• Problem details:
An exact copy of every record is needed.

• Supplied data:
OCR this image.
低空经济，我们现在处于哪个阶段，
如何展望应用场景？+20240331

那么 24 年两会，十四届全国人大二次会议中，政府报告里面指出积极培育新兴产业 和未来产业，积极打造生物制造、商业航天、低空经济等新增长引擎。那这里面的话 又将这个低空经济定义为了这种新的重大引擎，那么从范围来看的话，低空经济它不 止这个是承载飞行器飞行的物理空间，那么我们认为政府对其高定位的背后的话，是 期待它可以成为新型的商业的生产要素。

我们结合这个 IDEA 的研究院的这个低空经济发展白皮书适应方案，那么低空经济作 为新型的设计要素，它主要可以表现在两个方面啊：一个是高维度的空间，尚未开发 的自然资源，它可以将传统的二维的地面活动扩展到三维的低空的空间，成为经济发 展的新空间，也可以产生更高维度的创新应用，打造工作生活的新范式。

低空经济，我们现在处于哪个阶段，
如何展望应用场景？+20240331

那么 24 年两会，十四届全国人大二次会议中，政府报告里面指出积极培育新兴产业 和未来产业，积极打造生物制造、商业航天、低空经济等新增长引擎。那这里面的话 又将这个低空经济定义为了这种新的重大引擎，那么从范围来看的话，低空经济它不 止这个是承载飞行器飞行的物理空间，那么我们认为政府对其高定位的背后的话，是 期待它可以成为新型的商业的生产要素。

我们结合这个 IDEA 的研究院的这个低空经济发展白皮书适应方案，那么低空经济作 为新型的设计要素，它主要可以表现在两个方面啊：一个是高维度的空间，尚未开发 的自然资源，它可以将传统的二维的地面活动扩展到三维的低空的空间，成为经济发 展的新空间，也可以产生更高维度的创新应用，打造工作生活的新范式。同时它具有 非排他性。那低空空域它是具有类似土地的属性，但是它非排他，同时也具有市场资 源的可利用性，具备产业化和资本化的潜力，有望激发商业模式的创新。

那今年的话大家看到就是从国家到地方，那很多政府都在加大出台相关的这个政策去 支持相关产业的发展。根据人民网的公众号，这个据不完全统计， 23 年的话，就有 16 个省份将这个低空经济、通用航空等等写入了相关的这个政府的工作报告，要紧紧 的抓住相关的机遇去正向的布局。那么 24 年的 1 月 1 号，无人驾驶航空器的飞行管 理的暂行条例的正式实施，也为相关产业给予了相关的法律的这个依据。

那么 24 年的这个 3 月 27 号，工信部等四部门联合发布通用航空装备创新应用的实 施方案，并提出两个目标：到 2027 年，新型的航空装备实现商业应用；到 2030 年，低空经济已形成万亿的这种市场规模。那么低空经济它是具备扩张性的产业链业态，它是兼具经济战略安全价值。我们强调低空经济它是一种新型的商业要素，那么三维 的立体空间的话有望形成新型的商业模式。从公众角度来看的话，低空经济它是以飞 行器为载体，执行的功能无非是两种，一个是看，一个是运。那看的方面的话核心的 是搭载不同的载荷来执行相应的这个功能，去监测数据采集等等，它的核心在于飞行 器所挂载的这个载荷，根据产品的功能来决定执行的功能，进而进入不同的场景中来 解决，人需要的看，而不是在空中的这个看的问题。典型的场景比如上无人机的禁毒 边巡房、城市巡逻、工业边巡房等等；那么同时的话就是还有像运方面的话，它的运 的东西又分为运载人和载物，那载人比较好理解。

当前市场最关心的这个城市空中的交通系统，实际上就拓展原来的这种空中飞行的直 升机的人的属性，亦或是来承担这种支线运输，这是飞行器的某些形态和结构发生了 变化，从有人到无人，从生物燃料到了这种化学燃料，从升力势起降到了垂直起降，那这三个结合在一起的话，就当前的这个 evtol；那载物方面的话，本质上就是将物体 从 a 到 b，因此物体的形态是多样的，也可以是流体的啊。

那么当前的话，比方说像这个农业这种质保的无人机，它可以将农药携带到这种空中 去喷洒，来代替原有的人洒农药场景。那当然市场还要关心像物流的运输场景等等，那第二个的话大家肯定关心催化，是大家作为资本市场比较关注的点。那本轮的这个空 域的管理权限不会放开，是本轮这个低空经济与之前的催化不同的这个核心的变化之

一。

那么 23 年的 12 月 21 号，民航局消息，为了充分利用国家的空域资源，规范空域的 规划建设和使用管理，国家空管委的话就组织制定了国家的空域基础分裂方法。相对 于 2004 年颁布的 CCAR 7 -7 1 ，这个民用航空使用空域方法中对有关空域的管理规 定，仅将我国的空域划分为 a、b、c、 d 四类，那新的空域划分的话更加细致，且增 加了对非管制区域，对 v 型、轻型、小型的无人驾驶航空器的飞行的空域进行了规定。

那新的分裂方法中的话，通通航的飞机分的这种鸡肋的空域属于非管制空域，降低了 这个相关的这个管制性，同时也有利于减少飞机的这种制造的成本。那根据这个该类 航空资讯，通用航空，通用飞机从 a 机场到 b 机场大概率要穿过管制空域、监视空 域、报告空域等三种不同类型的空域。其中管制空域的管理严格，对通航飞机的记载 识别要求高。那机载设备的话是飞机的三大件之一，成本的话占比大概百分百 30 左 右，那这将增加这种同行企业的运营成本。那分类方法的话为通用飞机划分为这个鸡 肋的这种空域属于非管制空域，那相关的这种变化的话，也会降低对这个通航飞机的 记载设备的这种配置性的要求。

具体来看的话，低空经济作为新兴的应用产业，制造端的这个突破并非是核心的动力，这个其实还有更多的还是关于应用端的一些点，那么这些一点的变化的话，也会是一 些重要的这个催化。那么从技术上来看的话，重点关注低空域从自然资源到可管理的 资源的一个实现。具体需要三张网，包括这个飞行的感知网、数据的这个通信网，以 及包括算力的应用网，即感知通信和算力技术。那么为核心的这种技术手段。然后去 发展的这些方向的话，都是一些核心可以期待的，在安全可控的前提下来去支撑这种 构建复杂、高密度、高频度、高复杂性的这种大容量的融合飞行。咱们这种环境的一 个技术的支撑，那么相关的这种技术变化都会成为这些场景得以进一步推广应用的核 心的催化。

• Output below:
OCR this image.
低空经济，我们现在处于哪个阶段，
如何展望应用场景？+20240331

那么 24 年两会，十四届全国人大二次会议中，政府报告里面指出积极培育新兴产业 和未来产业，积极打造生物制造、商业航天、低空经济等新增长引擎。那这里面的话 又将这个低空经济定义为了这种新的重大引擎，那么从范围来看的话，低空经济它不 止这个是承载飞行器飞行的物理空间，那么我们认为政府对其高定位的背后的话，是 期待它可以成为新型的商业的生产要素。

我们结合这个 IDEA 的研究院的这个低空经济发展白皮书适应方案，那么低空经济作 为新型的设计要素，它主要可以表现在两个方面啊：一个是高维度的空间，尚未开发 的自然资源，它可以将传统的二维的地面活动扩展到三维的低空的空间，成为经济发 展的新空间，也可以产生更高维度的创新应用，打造工作生活的新范式。

低空经济，我们现在处于哪个阶段，
如何展望应用场景？+20240331

那么 24 年两会，十四届全国人大二次会议中，政府报告里面指出积极培育新兴产业 和未来产业，积极打造生物制造、商业航天、低空经济等新增长引擎。那这里面的话 又将这个低空经济定义为了这种新的重大引擎，那么从范围来看的话，低空经济它不 止这个是承载飞行器飞行的物理空间，那么我们认为政府对其高定位的背后的话，是 期待它可以成为新型的商业的生产要素。

我们结合这个 IDEA 的研究院的这个低空经济发展白皮书适应方案，那么低空经济作 为新型的设计要素，它主要可以表现在两个方面啊：一个是高维度的空间，尚未开发 的自然资源，它可以将传统的二维的地面活动扩展到三维的低空的空间，成为经济发 展的新空间，也可以产生更高维度的创新应用，打造工作生活的新范式。同时它具有 非排他性。那低空空域它是具有类似土地的属性，但是它非排他，同时也具有市场资 源的可利用性，具备产业化和资本化的潜力，有望激发商业模式的创新。

那今年的话大家看到就是从国家到地方，那很多政府都在加大出台相关的这个政策去 支持相关产业的发展。根据人民网的公众号，这个据不完全统计， 23 年的话，就有 16 个省份将这个低空经济、通用航空等等写入了相关的这个政府的工作报告，要紧紧 的抓住相关的机遇去正向的布局。那么 24 年的 1 月 1 号，无人驾驶航空器的飞行管 理的暂行条例的正式实施，也为相关产业给予了相关的法律的这个依据。

那么 24 年的这个 3 月 27 号，工信部等四部门联合发布通用航空装备创新应用的实 施方案，并提出两个目标：到 2027 年，新型的航空装备实现商业应用；到 2030 年，低空经济已形成万亿的这种市场规模。那么低空经济它是具备扩张性的产业链业态，它是兼具经济战略安全价值。我们强调低空经济它是一种新型的商业要素，那么三维 的立体空间的话有望形成新型的商业模式。从公众角度来看的话，低空经济它是以飞 行器为载体，执行的功能无非是两种，一个是看，一个是运。那看的方面的话核心的 是搭载不同的载荷来执行相应的这个功能，去监测数据采集等等，它的核心在于飞行 器所挂载的这个载荷，根据产品的功能来决定执行的功能，进而进入不同的场景中来 解决，人需要的看，而不是在空中的这个看的问题。典型的场景比如上无人机的禁毒 边巡房、城市巡逻、工业边巡房等等；那么同时的话就是还有像运方面的话，它的运 的东西又分为运载人和载物，那载人比较好理解。

当前市场最关心的这个城市空中的交通系统，实际上就拓展原来的这种空中飞行的直 升机的人的属性，亦或是来承担这种支线运输，这是飞行器的某些形态和结构发生了 变化，从有人到无人，从生物燃料到了这种化学燃料，从升力势起降到了垂直起降，那这三个结合在一起的话，就当前的这个 evtol；那载物方面的话，本质上就是将物体 从 a 到 b，因此物体的形态是多样的，也可以是流体的啊。

那么当前的话，比方说像这个农业这种质保的无人机，它可以将农药携带到这种空中 去喷洒，来代替原有的人洒农药场景。那当然市场还要关心像物流的运输场景等等，那第二个的话大家肯定关心催化，是大家作为资本市场比较关注的点。那本轮的这个空 域的管理权限不会放开，是本轮这个低空经济与之前的催化不同的这个核心的变化之

一。

那么 23 年的 12 月 21 号，民航局消息，为了充分利用国家的空域资源，规范空域的 规划建设和使用管理，国家空管委的话就组织制定了国家的空域基础分裂方法。相对 于 2004 年颁布的 CCAR 7 -7 1 ，这个民用航空使用空域方法中对有关空域的管理规 定，仅将我国的空域划分为 a、b、c、 d 四类，那新的空域划分的话更加细致，且增 加了对非管制区域，对 v 型、轻型、小型的无人驾驶航空器的飞行的空域进行了规定。

那新的分裂方法中的话，通通航的飞机分的这种鸡肋的空域属于非管制空域，降低了 这个相关的这个管制性，同时也有利于减少飞机的这种制造的成本。那根据这个该类 航空资讯，通用航空，通用飞机从 a 机场到 b 机场大概率要穿过管制空域、监视空 域、报告空域等三种不同类型的空域。其中管制空域的管理严格，对通航飞机的记载 识别要求高。那机载设备的话是飞机的三大件之一，成本的话占比大概百分百 30 左 右，那这将增加这种同行企业的运营成本。那分类方法的话为通用飞机划分为这个鸡 肋的这种空域属于非管制空域，那相关的这种变化的话，也会降低对这个通航飞机的 记载设备的这种配置性的要求。

具体来看的话，低空经济作为新兴的应用产业，制造端的这个突破并非是核心的动力，这个其实还有更多的还是关于应用端的一些点，那么这些一点的变化的话，也会是一 些重要的这个催化。那么从技术上来看的话，重点关注低空域从自然资源到可管理的 资源的一个实现。具体需要三张网，包括这个飞行的感知网、数据的这个通信网，以 及包括算力的应用网，即感知通信和算力技术。那么为核心的这种技术手段。然后去 发展的这些方向的话，都是一些核心可以期待的，在安全可控的前提下来去支撑这种 构建复杂、高密度、高频度、高复杂性的这种大容量的融合飞行。咱们这种环境的一 个技术的支撑，那么相关的这种技术变化都会成为这些场景得以进一步推广应用的核 心的催化。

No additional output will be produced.